→ Material for this exercise
==============================

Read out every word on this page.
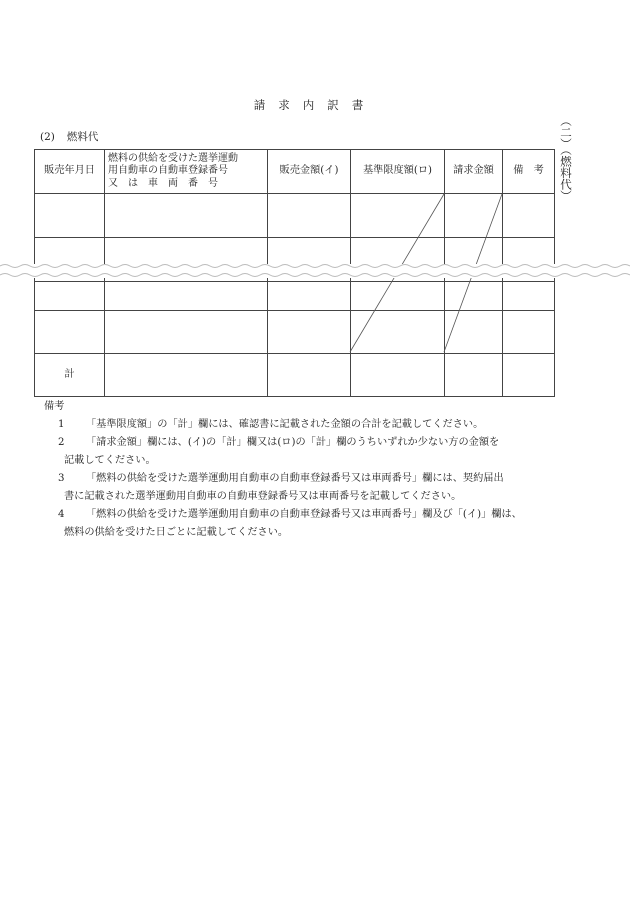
請求内訳書
(2) 燃料代	（二）（燃料代）
販売年月日	燃料の供給を受けた選挙運動
用自動車の自動車登録番号
又　は　車　両　番　号	販売金額(イ)	基準限度額(ロ)	請求金額	備　考

計					
備考
1	「基準限度額」の「計」欄には、確認書に記載された金額の合計を記載してください。
2	「請求金額」欄には、(イ)の「計」欄又は(ロ)の「計」欄のうちいずれか少ない方の金額を
記載してください。
3	「燃料の供給を受けた選挙運動用自動車の自動車登録番号又は車両番号」欄には、契約届出
書に記載された選挙運動用自動車の自動車登録番号又は車両番号を記載してください。
4	「燃料の供給を受けた選挙運動用自動車の自動車登録番号又は車両番号」欄及び「(イ)」欄は、
燃料の供給を受けた日ごとに記載してください。
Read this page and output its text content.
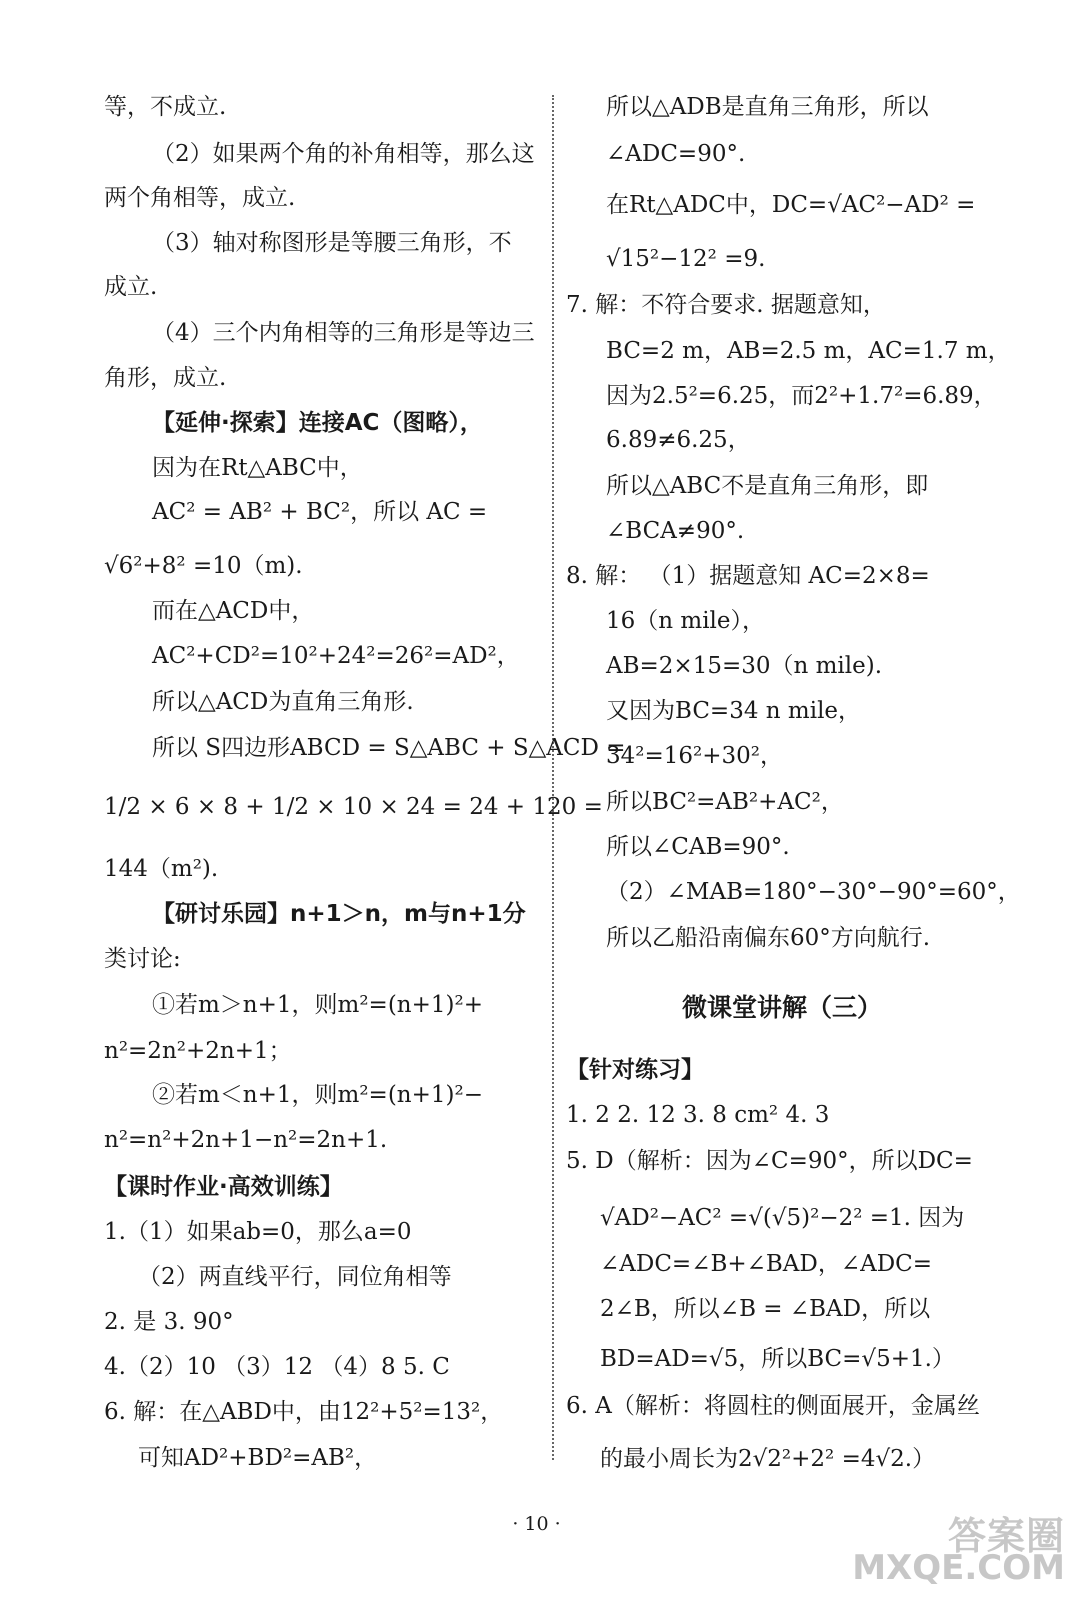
等，不成立.
（2）如果两个角的补角相等，那么这
两个角相等，成立.
（3）轴对称图形是等腰三角形，不
成立.
（4）三个内角相等的三角形是等边三
角形，成立.
【延伸·探索】连接AC（图略），
因为在Rt△ABC中，
AC² = AB² + BC²，所以 AC =
√6²+8² =10（m).
而在△ACD中，
AC²+CD²=10²+24²=26²=AD²，
所以△ACD为直角三角形.
所以 S四边形ABCD = S△ABC + S△ACD =
1/2 × 6 × 8 + 1/2 × 10 × 24 = 24 + 120 =
144（m²).
【研讨乐园】n+1＞n，m与n+1分
类讨论:
①若m＞n+1，则m²=(n+1)²+
n²=2n²+2n+1；
②若m＜n+1，则m²=(n+1)²−
n²=n²+2n+1−n²=2n+1.
【课时作业·高效训练】
1.（1）如果ab=0，那么a=0
（2）两直线平行，同位角相等
2. 是 3. 90°
4.（2）10 （3）12 （4）8 5. C
6. 解：在△ABD中，由12²+5²=13²，
可知AD²+BD²=AB²，
所以△ADB是直角三角形，所以
∠ADC=90°.
在Rt△ADC中，DC=√AC²−AD² =
√15²−12² =9.
7. 解：不符合要求. 据题意知，
BC=2 m，AB=2.5 m，AC=1.7 m，
因为2.5²=6.25，而2²+1.7²=6.89，
6.89≠6.25，
所以△ABC不是直角三角形，即
∠BCA≠90°.
8. 解： （1）据题意知 AC=2×8=
16（n mile），
AB=2×15=30（n mile).
又因为BC=34 n mile，
34²=16²+30²，
所以BC²=AB²+AC²，
所以∠CAB=90°.
（2）∠MAB=180°−30°−90°=60°，
所以乙船沿南偏东60°方向航行.
微课堂讲解（三）
【针对练习】
1. 2 2. 12 3. 8 cm² 4. 3
5. D（解析：因为∠C=90°，所以DC=
√AD²−AC² =√(√5)²−2² =1. 因为
∠ADC=∠B+∠BAD，∠ADC=
2∠B，所以∠B = ∠BAD，所以
BD=AD=√5，所以BC=√5+1.）
6. A（解析：将圆柱的侧面展开，金属丝
的最小周长为2√2²+2² =4√2.）
· 10 ·	答案圈
MXQE.COM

==============================

Every line above should be repeated exactly; pictures stay out of the copy.

→ Full solution
Read out every word on this page.
請求内訳書
(2) 燃料代	（二）（燃料代）
販売年月日	燃料の供給を受けた選挙運動
用自動車の自動車登録番号
又　は　車　両　番　号	販売金額(イ)	基準限度額(ロ)	請求金額	備　考

計					
備考
1	「基準限度額」の「計」欄には、確認書に記載された金額の合計を記載してください。
2	「請求金額」欄には、(イ)の「計」欄又は(ロ)の「計」欄のうちいずれか少ない方の金額を
記載してください。
3	「燃料の供給を受けた選挙運動用自動車の自動車登録番号又は車両番号」欄には、契約届出
書に記載された選挙運動用自動車の自動車登録番号又は車両番号を記載してください。
4	「燃料の供給を受けた選挙運動用自動車の自動車登録番号又は車両番号」欄及び「(イ)」欄は、
燃料の供給を受けた日ごとに記載してください。
Read this page and output its text content.
等，不成立.
（2）如果两个角的补角相等，那么这
两个角相等，成立.
（3）轴对称图形是等腰三角形，不
成立.
（4）三个内角相等的三角形是等边三
角形，成立.
【延伸·探索】连接AC（图略），
因为在Rt△ABC中，
AC² = AB² + BC²，所以 AC =
√6²+8² =10（m).
而在△ACD中，
AC²+CD²=10²+24²=26²=AD²，
所以△ACD为直角三角形.
所以 S四边形ABCD = S△ABC + S△ACD =
1/2 × 6 × 8 + 1/2 × 10 × 24 = 24 + 120 =
144（m²).
【研讨乐园】n+1＞n，m与n+1分
类讨论:
①若m＞n+1，则m²=(n+1)²+
n²=2n²+2n+1；
②若m＜n+1，则m²=(n+1)²−
n²=n²+2n+1−n²=2n+1.
【课时作业·高效训练】
1.（1）如果ab=0，那么a=0
（2）两直线平行，同位角相等
2. 是 3. 90°
4.（2）10 （3）12 （4）8 5. C
6. 解：在△ABD中，由12²+5²=13²，
可知AD²+BD²=AB²，
所以△ADB是直角三角形，所以
∠ADC=90°.
在Rt△ADC中，DC=√AC²−AD² =
√15²−12² =9.
7. 解：不符合要求. 据题意知，
BC=2 m，AB=2.5 m，AC=1.7 m，
因为2.5²=6.25，而2²+1.7²=6.89，
6.89≠6.25，
所以△ABC不是直角三角形，即
∠BCA≠90°.
8. 解： （1）据题意知 AC=2×8=
16（n mile），
AB=2×15=30（n mile).
又因为BC=34 n mile，
34²=16²+30²，
所以BC²=AB²+AC²，
所以∠CAB=90°.
（2）∠MAB=180°−30°−90°=60°，
所以乙船沿南偏东60°方向航行.
微课堂讲解（三）
【针对练习】
1. 2 2. 12 3. 8 cm² 4. 3
5. D（解析：因为∠C=90°，所以DC=
√AD²−AC² =√(√5)²−2² =1. 因为
∠ADC=∠B+∠BAD，∠ADC=
2∠B，所以∠B = ∠BAD，所以
BD=AD=√5，所以BC=√5+1.）
6. A（解析：将圆柱的侧面展开，金属丝
的最小周长为2√2²+2² =4√2.）
· 10 ·	答案圈
MXQE.COM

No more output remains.